Among the entries, which lines carry the string "новостройки"? Copy each of them.
>> begin LISTED RECORDS
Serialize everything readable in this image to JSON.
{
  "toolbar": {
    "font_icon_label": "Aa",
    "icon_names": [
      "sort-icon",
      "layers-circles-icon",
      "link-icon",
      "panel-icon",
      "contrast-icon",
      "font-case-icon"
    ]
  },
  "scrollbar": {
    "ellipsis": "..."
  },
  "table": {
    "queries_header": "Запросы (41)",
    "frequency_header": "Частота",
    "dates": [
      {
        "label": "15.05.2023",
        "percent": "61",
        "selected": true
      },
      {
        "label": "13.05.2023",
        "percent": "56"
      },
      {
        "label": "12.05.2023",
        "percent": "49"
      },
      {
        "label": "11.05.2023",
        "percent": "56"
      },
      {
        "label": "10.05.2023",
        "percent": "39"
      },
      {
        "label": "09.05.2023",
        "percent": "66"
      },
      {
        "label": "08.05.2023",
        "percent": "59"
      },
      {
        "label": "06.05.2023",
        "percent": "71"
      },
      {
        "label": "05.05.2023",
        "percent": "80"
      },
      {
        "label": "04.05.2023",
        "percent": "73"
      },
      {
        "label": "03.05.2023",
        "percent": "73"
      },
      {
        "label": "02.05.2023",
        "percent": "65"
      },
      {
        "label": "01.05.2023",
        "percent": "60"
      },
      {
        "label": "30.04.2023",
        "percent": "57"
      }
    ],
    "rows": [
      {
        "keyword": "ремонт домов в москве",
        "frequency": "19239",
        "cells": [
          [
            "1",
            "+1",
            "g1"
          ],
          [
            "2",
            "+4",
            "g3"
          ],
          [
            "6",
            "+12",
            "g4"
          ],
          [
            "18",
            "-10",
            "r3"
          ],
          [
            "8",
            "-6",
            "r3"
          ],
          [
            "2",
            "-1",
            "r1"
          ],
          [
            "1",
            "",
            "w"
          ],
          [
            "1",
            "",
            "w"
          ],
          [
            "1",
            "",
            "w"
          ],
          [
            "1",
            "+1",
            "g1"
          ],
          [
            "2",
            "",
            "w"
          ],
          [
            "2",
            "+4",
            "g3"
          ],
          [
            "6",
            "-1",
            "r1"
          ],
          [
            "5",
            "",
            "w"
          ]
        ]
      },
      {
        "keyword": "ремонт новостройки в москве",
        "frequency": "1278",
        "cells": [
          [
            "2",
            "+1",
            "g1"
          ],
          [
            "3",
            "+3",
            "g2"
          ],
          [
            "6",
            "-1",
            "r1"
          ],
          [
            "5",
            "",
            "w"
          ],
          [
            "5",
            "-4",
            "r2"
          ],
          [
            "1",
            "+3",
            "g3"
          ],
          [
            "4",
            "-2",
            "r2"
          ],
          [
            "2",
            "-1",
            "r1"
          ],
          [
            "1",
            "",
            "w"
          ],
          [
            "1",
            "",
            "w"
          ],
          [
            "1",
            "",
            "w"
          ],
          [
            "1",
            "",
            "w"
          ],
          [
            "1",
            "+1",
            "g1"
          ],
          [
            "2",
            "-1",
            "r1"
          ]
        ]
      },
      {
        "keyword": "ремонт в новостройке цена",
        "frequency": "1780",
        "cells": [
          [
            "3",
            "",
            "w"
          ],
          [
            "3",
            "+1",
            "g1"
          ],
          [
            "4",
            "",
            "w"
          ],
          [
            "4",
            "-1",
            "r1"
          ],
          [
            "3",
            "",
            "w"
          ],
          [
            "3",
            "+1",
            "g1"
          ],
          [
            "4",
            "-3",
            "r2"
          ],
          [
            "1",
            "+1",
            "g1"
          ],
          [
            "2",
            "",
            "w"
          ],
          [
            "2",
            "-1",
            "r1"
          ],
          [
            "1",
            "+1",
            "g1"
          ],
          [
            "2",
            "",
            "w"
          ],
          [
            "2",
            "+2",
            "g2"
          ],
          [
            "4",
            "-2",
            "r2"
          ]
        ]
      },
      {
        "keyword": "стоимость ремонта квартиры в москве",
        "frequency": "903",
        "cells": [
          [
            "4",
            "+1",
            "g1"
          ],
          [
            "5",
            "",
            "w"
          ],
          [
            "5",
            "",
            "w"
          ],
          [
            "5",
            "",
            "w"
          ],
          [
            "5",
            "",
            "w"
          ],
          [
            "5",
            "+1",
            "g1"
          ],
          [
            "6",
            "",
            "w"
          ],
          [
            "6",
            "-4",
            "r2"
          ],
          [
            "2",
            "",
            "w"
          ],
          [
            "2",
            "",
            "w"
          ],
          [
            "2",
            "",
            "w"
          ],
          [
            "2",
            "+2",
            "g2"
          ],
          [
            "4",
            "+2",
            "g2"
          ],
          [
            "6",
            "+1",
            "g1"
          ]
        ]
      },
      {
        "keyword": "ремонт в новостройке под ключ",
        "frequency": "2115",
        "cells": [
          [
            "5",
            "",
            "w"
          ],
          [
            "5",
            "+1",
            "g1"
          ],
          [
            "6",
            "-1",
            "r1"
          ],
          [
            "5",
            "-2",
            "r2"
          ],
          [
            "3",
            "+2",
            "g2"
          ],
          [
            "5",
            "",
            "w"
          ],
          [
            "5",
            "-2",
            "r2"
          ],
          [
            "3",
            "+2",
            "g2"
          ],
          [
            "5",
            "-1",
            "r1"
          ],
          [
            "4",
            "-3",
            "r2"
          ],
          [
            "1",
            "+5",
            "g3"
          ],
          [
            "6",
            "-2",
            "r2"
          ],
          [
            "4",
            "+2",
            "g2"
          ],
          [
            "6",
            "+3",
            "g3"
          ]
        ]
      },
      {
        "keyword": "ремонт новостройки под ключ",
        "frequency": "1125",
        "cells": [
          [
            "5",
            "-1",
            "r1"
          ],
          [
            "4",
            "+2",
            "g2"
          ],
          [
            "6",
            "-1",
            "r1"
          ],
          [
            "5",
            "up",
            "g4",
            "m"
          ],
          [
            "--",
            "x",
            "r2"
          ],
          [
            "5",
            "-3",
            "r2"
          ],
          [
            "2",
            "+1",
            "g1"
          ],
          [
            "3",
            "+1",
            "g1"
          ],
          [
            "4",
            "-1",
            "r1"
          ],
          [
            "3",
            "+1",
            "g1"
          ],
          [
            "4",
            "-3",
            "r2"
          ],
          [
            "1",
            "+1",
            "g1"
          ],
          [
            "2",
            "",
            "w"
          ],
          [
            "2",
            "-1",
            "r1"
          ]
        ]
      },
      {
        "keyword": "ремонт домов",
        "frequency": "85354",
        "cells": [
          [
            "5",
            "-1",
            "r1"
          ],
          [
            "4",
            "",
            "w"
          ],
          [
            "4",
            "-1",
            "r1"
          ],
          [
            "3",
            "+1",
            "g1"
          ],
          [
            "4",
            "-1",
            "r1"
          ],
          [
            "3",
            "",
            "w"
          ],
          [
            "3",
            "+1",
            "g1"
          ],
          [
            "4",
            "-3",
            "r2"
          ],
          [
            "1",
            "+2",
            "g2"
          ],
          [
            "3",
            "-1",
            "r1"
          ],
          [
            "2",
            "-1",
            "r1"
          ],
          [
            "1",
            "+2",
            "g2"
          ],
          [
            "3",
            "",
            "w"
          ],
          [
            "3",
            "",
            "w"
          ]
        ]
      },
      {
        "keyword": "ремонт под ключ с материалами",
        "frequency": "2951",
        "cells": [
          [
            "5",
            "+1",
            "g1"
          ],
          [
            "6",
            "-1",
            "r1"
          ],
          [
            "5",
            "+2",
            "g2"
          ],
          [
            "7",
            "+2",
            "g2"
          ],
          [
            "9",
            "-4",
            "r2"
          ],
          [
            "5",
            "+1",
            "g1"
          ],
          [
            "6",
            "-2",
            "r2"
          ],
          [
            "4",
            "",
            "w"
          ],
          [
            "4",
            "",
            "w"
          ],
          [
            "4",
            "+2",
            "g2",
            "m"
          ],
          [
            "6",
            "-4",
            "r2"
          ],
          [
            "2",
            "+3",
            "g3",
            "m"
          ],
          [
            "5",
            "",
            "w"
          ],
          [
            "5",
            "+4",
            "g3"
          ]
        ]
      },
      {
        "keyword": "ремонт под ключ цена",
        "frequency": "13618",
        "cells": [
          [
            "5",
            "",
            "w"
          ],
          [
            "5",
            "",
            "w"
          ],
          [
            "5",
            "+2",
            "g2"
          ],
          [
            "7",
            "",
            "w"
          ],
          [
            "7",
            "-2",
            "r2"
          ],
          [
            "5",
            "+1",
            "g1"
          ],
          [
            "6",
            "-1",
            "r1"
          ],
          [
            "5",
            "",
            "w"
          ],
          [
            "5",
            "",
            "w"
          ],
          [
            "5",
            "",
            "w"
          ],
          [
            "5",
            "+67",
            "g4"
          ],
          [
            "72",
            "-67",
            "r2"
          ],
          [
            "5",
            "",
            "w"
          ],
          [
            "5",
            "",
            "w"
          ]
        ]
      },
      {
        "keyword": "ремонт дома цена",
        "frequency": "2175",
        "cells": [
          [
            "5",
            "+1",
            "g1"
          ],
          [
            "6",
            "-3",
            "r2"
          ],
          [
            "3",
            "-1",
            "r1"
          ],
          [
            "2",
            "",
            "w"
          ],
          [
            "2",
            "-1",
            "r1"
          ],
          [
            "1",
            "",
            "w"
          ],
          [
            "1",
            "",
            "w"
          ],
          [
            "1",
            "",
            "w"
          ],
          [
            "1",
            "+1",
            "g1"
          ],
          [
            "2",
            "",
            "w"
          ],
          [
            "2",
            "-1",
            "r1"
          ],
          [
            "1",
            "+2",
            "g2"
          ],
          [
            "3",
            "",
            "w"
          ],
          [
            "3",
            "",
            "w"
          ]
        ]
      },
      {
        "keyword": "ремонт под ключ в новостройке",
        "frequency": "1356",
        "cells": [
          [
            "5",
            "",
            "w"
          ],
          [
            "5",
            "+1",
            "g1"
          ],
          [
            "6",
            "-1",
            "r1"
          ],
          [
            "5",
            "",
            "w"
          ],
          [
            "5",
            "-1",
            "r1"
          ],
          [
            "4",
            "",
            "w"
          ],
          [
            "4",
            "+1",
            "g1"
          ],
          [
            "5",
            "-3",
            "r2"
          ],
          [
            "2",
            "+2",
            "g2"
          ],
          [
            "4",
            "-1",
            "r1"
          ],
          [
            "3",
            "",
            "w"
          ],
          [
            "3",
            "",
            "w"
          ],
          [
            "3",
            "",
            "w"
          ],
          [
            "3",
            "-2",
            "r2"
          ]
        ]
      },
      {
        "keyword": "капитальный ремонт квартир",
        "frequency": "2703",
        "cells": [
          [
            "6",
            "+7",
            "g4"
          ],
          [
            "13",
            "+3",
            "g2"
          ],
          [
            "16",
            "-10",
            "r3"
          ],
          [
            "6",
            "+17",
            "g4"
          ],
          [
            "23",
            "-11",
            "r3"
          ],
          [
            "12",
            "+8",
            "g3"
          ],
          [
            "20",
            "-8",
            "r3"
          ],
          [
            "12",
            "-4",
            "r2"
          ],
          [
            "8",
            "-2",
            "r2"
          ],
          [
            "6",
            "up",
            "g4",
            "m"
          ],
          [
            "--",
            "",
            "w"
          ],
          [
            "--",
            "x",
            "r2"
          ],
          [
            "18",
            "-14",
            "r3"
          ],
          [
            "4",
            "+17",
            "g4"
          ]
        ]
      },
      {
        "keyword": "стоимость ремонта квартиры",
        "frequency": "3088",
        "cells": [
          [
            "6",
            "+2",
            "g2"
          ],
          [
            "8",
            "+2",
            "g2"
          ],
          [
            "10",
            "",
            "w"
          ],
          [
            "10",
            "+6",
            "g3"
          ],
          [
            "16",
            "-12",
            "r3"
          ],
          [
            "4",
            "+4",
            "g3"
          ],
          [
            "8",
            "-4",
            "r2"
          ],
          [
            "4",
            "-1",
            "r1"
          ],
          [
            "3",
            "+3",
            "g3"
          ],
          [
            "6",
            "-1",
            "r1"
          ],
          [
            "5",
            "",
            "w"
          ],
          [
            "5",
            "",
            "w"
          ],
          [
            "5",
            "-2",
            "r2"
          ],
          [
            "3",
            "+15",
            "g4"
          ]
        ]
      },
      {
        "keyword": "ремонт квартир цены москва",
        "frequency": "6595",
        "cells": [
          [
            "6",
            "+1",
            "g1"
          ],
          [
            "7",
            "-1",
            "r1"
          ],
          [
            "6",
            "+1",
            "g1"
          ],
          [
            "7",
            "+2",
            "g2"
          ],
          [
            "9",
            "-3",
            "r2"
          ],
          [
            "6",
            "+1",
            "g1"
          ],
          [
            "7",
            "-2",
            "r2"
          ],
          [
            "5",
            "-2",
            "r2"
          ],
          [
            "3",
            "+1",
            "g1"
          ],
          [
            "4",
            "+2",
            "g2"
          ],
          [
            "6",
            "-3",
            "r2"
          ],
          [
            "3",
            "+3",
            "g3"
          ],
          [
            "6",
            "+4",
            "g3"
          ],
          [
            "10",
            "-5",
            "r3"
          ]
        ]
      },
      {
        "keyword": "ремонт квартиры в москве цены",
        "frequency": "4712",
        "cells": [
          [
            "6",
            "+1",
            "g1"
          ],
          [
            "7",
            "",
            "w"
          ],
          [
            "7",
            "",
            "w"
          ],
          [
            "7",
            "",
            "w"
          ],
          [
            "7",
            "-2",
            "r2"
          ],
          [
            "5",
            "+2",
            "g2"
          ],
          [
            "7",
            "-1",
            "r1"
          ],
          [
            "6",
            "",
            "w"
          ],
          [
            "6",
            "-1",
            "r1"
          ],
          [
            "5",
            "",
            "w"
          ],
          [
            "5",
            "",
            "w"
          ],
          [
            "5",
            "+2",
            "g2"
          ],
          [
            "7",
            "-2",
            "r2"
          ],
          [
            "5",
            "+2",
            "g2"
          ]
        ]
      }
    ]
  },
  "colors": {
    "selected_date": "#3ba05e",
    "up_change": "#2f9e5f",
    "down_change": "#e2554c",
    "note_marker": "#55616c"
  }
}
>> end LISTED RECORDS
>> begin LISTED RECORDS
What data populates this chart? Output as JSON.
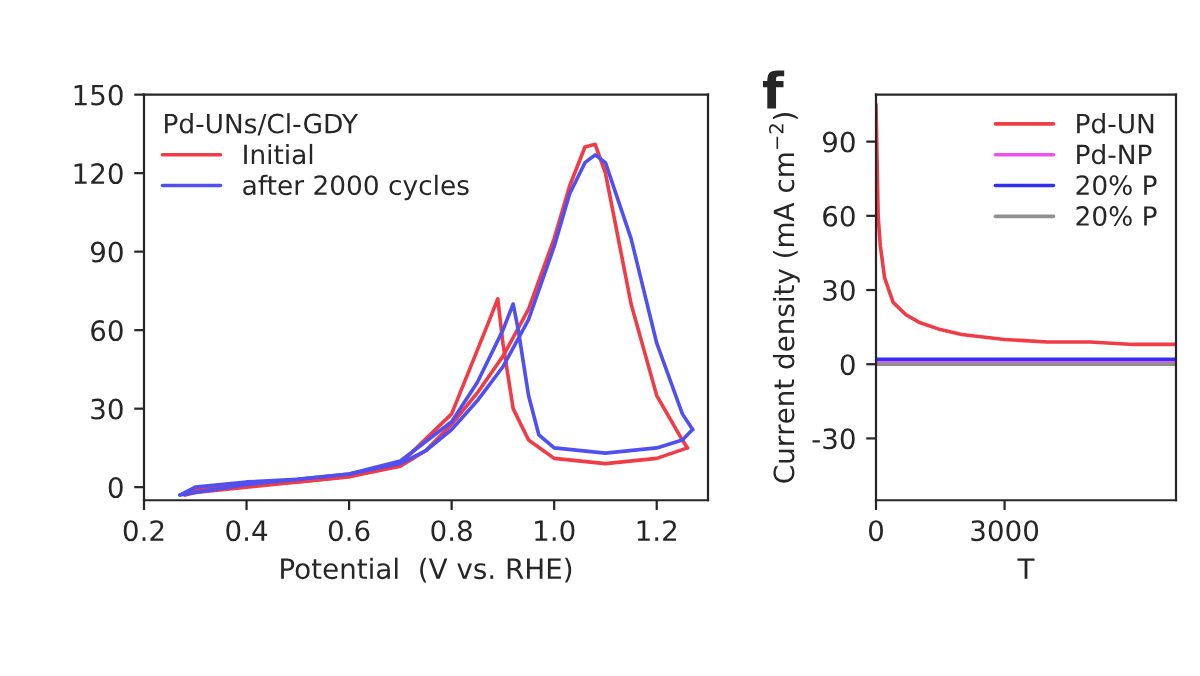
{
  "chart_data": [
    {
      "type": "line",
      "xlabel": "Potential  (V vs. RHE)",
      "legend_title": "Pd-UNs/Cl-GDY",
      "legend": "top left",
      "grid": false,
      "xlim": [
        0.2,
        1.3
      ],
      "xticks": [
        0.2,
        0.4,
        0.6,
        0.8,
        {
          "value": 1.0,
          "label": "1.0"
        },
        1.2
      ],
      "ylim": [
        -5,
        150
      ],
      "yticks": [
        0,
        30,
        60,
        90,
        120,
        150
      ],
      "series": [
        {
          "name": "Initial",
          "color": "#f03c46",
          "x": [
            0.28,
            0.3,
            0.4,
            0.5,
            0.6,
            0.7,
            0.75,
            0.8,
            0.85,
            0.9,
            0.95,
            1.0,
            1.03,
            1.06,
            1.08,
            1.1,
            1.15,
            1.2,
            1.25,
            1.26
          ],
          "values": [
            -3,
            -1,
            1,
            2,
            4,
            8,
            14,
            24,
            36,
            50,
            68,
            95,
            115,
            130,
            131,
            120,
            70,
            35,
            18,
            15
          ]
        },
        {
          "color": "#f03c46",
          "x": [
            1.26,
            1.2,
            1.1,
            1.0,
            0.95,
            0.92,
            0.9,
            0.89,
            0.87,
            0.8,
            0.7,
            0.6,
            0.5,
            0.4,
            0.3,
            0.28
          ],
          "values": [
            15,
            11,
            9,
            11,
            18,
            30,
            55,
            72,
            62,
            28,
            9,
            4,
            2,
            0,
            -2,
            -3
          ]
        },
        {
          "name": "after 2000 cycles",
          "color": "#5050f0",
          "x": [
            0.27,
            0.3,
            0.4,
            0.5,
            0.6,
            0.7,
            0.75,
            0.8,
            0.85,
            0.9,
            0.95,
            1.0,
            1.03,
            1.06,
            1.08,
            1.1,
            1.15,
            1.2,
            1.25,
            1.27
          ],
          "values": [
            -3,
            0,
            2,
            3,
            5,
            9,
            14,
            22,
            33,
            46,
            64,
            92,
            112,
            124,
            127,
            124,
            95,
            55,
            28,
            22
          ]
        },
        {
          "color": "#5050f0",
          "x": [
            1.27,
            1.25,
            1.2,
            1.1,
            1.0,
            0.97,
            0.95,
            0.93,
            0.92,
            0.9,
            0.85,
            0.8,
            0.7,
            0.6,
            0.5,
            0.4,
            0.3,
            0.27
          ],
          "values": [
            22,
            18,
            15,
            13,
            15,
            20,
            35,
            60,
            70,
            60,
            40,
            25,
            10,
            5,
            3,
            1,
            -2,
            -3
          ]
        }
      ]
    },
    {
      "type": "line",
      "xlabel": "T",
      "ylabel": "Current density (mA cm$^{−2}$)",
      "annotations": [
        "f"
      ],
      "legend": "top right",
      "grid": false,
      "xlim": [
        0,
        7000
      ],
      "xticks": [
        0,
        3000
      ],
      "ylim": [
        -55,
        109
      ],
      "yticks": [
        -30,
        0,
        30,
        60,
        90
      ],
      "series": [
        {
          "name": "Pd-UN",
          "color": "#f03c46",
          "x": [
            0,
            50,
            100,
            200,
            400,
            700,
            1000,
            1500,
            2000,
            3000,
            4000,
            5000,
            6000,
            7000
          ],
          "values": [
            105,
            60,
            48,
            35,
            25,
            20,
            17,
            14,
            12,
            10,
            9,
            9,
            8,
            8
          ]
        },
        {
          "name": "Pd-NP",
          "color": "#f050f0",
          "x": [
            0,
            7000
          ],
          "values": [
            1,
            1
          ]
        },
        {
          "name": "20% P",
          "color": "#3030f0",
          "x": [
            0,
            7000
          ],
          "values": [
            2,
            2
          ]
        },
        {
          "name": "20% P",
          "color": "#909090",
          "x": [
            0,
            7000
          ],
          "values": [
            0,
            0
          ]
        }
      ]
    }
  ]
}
>> end LISTED RECORDS
» FINAL RESULT
        "keyword": "ремонт новостройки в москве",
        "keyword": "ремонт новостройки под ключ",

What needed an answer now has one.